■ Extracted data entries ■
⟨

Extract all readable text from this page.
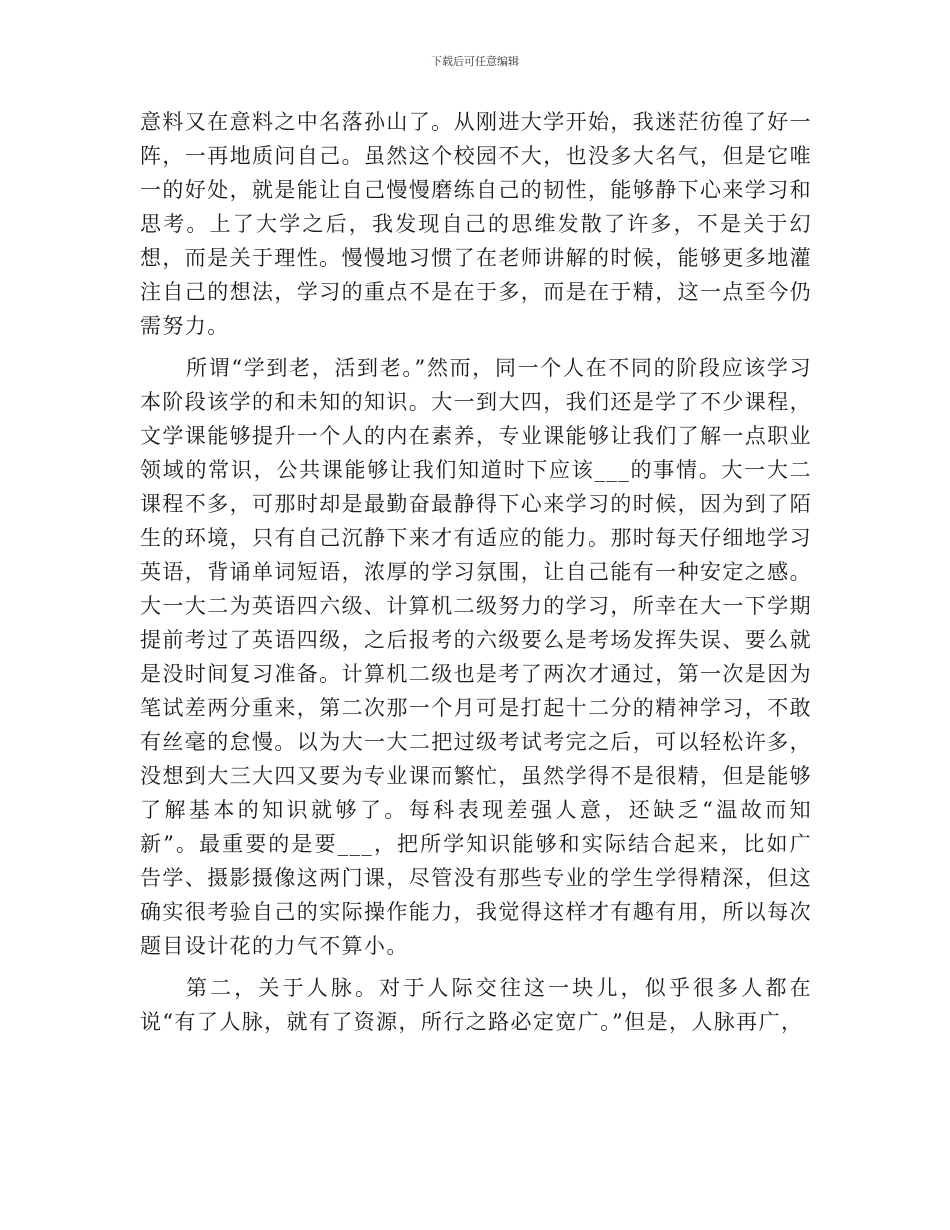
下载后可任意编辑

意料又在意料之中名落孙山了。从刚进大学开始，我迷茫彷徨了好一阵，一再地质问自己。虽然这个校园不大，也没多大名气，但是它唯一的好处，就是能让自己慢慢磨练自己的韧性，能够静下心来学习和思考。上了大学之后，我发现自己的思维发散了许多，不是关于幻想，而是关于理性。慢慢地习惯了在老师讲解的时候，能够更多地灌注自己的想法，学习的重点不是在于多，而是在于精，这一点至今仍需努力。

所谓“学到老，活到老。”然而，同一个人在不同的阶段应该学习本阶段该学的和未知的知识。大一到大四，我们还是学了不少课程，文学课能够提升一个人的内在素养，专业课能够让我们了解一点职业领域的常识，公共课能够让我们知道时下应该___的事情。大一大二课程不多，可那时却是最勤奋最静得下心来学习的时候，因为到了陌生的环境，只有自己沉静下来才有适应的能力。那时每天仔细地学习英语，背诵单词短语，浓厚的学习氛围，让自己能有一种安定之感。大一大二为英语四六级、计算机二级努力的学习，所幸在大一下学期提前考过了英语四级，之后报考的六级要么是考场发挥失误、要么就是没时间复习准备。计算机二级也是考了两次才通过，第一次是因为笔试差两分重来，第二次那一个月可是打起十二分的精神学习，不敢有丝毫的怠慢。以为大一大二把过级考试考完之后，可以轻松许多，没想到大三大四又要为专业课而繁忙，虽然学得不是很精，但是能够了解基本的知识就够了。每科表现差强人意，还缺乏“温故而知新”。最重要的是要___，把所学知识能够和实际结合起来，比如广告学、摄影摄像这两门课，尽管没有那些专业的学生学得精深，但这确实很考验自己的实际操作能力，我觉得这样才有趣有用，所以每次题目设计花的力气不算小。

第二，关于人脉。对于人际交往这一块儿，似乎很多人都在说“有了人脉，就有了资源，所行之路必定宽广。”但是，人脉再广，
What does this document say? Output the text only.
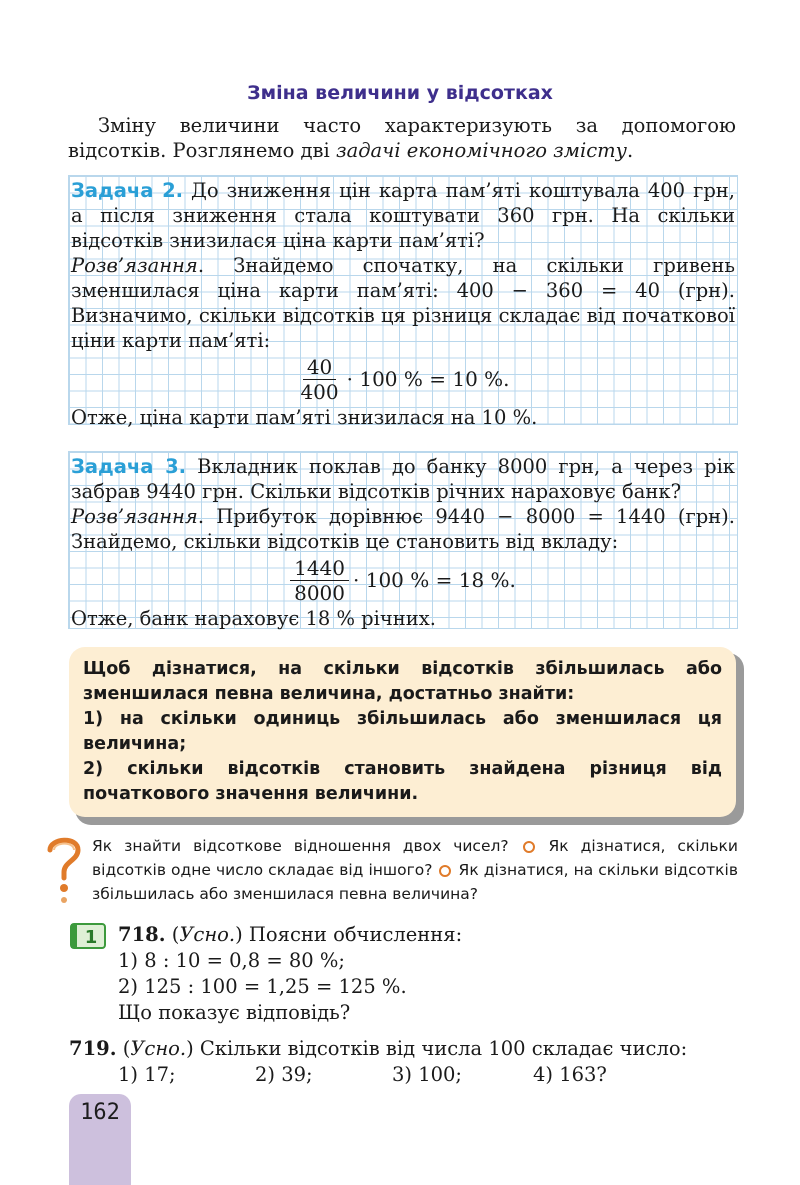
Зміна величини у відсотках

Зміну величини часто характеризують за допомогою відсотків. Розглянемо дві задачі економічного змісту.

Задача 2. До зниження цін карта пам’яті коштувала 400 грн, а після зниження стала коштувати 360 грн. На скільки відсотків знизилася ціна карти пам’яті?

Розв’язання. Знайдемо спочатку, на скільки гривень зменшилася ціна карти пам’яті: 400 − 360 = 40 (грн). Визначимо, скільки відсотків ця різниця складає від початкової ціни карти пам’яті:

$\frac{40}{400} \cdot 100$ % = 10 %.

Отже, ціна карти пам’яті знизилася на 10 %.

Задача 3. Вкладник поклав до банку 8000 грн, а через рік забрав 9440 грн. Скільки відсотків річних нараховує банк?

Розв’язання. Прибуток дорівнює 9440 − 8000 = 1440 (грн). Знайдемо, скільки відсотків це становить від вкладу:

$\frac{1440}{8000} \cdot 100$ % = 18 %.

Отже, банк нараховує 18 % річних.

Щоб дізнатися, на скільки відсотків збільшилась або зменшилася певна величина, достатньо знайти:

1) на скільки одиниць збільшилась або зменшилася ця величина;

2) скільки відсотків становить знайдена різниця від початкового значення величини.

Як знайти відсоткове відношення двох чисел?	Як дізнатися, скільки відсотків одне число складає від іншого? Як дізнатися, на скільки відсотків збільшилась або зменшилася певна величина?
1 718. (Усно.) Поясни обчислення:
1) 8 : 10 = 0,8 = 80 %;
2) 125 : 100 = 1,25 = 125 %.
Що показує відповідь?
719. (Усно.) Скільки відсотків від числа 100 складає число:
1) 17;	2) 39;	3) 100;	4) 163?
162
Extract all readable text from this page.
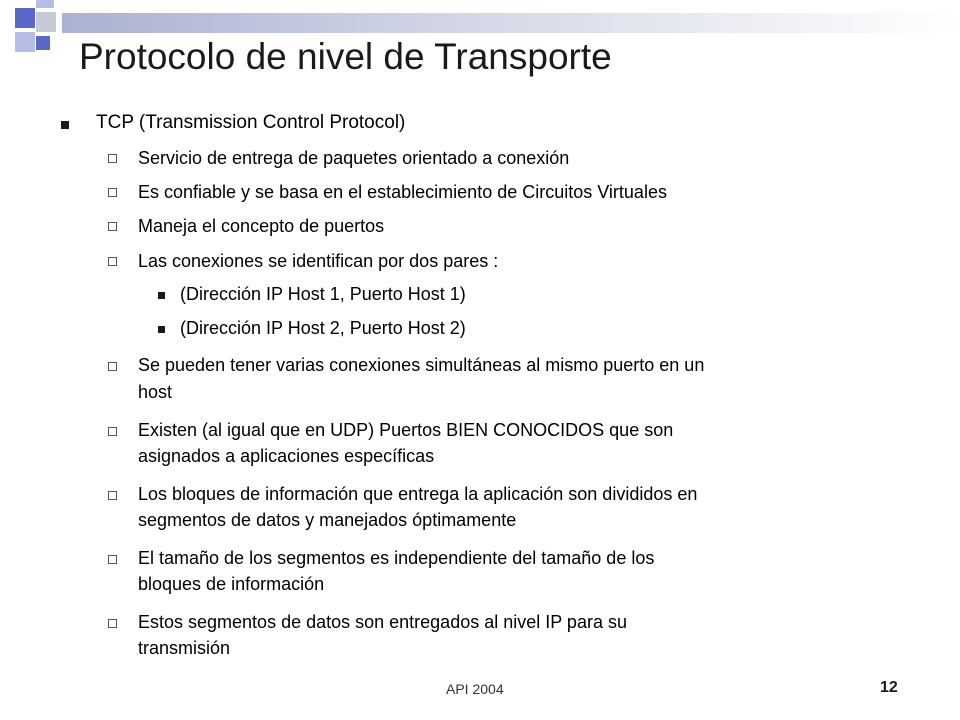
Protocolo de nivel de Transporte
TCP (Transmission Control Protocol)
Servicio de entrega de paquetes orientado a conexión
Es confiable y se basa en el establecimiento de Circuitos Virtuales
Maneja el concepto de puertos
Las conexiones se identifican por dos pares :
(Dirección IP Host 1, Puerto Host 1)
(Dirección IP Host 2, Puerto Host 2)
Se pueden tener varias conexiones simultáneas al mismo puerto en un
host
Existen (al igual que en UDP) Puertos BIEN CONOCIDOS que son
asignados a aplicaciones específicas
Los bloques de información que entrega la aplicación son divididos en
segmentos de datos y manejados óptimamente
El tamaño de los segmentos es independiente del tamaño de los
bloques de información
Estos segmentos de datos son entregados al nivel IP para su
transmisión
API 2004	12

⟩

■ WHAT TO DO ■
Return the entries unchanged, save for the pictures, which do not belong in the copy.

■ EXPECTED ANSWER ■
Extract all readable text from this page.
下载后可任意编辑

意料又在意料之中名落孙山了。从刚进大学开始，我迷茫彷徨了好一阵，一再地质问自己。虽然这个校园不大，也没多大名气，但是它唯一的好处，就是能让自己慢慢磨练自己的韧性，能够静下心来学习和思考。上了大学之后，我发现自己的思维发散了许多，不是关于幻想，而是关于理性。慢慢地习惯了在老师讲解的时候，能够更多地灌注自己的想法，学习的重点不是在于多，而是在于精，这一点至今仍需努力。

所谓“学到老，活到老。”然而，同一个人在不同的阶段应该学习本阶段该学的和未知的知识。大一到大四，我们还是学了不少课程，文学课能够提升一个人的内在素养，专业课能够让我们了解一点职业领域的常识，公共课能够让我们知道时下应该___的事情。大一大二课程不多，可那时却是最勤奋最静得下心来学习的时候，因为到了陌生的环境，只有自己沉静下来才有适应的能力。那时每天仔细地学习英语，背诵单词短语，浓厚的学习氛围，让自己能有一种安定之感。大一大二为英语四六级、计算机二级努力的学习，所幸在大一下学期提前考过了英语四级，之后报考的六级要么是考场发挥失误、要么就是没时间复习准备。计算机二级也是考了两次才通过，第一次是因为笔试差两分重来，第二次那一个月可是打起十二分的精神学习，不敢有丝毫的怠慢。以为大一大二把过级考试考完之后，可以轻松许多，没想到大三大四又要为专业课而繁忙，虽然学得不是很精，但是能够了解基本的知识就够了。每科表现差强人意，还缺乏“温故而知新”。最重要的是要___，把所学知识能够和实际结合起来，比如广告学、摄影摄像这两门课，尽管没有那些专业的学生学得精深，但这确实很考验自己的实际操作能力，我觉得这样才有趣有用，所以每次题目设计花的力气不算小。

第二，关于人脉。对于人际交往这一块儿，似乎很多人都在说“有了人脉，就有了资源，所行之路必定宽广。”但是，人脉再广，
What does this document say? Output the text only.
Зміна величини у відсотках

Зміну величини часто характеризують за допомогою відсотків. Розглянемо дві задачі економічного змісту.

Задача 2. До зниження цін карта пам’яті коштувала 400 грн, а після зниження стала коштувати 360 грн. На скільки відсотків знизилася ціна карти пам’яті?

Розв’язання. Знайдемо спочатку, на скільки гривень зменшилася ціна карти пам’яті: 400 − 360 = 40 (грн). Визначимо, скільки відсотків ця різниця складає від початкової ціни карти пам’яті:

$\frac{40}{400} \cdot 100$ % = 10 %.

Отже, ціна карти пам’яті знизилася на 10 %.

Задача 3. Вкладник поклав до банку 8000 грн, а через рік забрав 9440 грн. Скільки відсотків річних нараховує банк?

Розв’язання. Прибуток дорівнює 9440 − 8000 = 1440 (грн). Знайдемо, скільки відсотків це становить від вкладу:

$\frac{1440}{8000} \cdot 100$ % = 18 %.

Отже, банк нараховує 18 % річних.

Щоб дізнатися, на скільки відсотків збільшилась або зменшилася певна величина, достатньо знайти:

1) на скільки одиниць збільшилась або зменшилася ця величина;

2) скільки відсотків становить знайдена різниця від початкового значення величини.

Як знайти відсоткове відношення двох чисел?	Як дізнатися, скільки відсотків одне число складає від іншого? Як дізнатися, на скільки відсотків збільшилась або зменшилася певна величина?
1 718. (Усно.) Поясни обчислення:
1) 8 : 10 = 0,8 = 80 %;
2) 125 : 100 = 1,25 = 125 %.
Що показує відповідь?
719. (Усно.) Скільки відсотків від числа 100 складає число:
1) 17;	2) 39;	3) 100;	4) 163?
162
Extract all readable text from this page.
Protocolo de nivel de Transporte
TCP (Transmission Control Protocol)
Servicio de entrega de paquetes orientado a conexión
Es confiable y se basa en el establecimiento de Circuitos Virtuales
Maneja el concepto de puertos
Las conexiones se identifican por dos pares :
(Dirección IP Host 1, Puerto Host 1)
(Dirección IP Host 2, Puerto Host 2)
Se pueden tener varias conexiones simultáneas al mismo puerto en un
host
Existen (al igual que en UDP) Puertos BIEN CONOCIDOS que son
asignados a aplicaciones específicas
Los bloques de información que entrega la aplicación son divididos en
segmentos de datos y manejados óptimamente
El tamaño de los segmentos es independiente del tamaño de los
bloques de información
Estos segmentos de datos son entregados al nivel IP para su
transmisión
API 2004	12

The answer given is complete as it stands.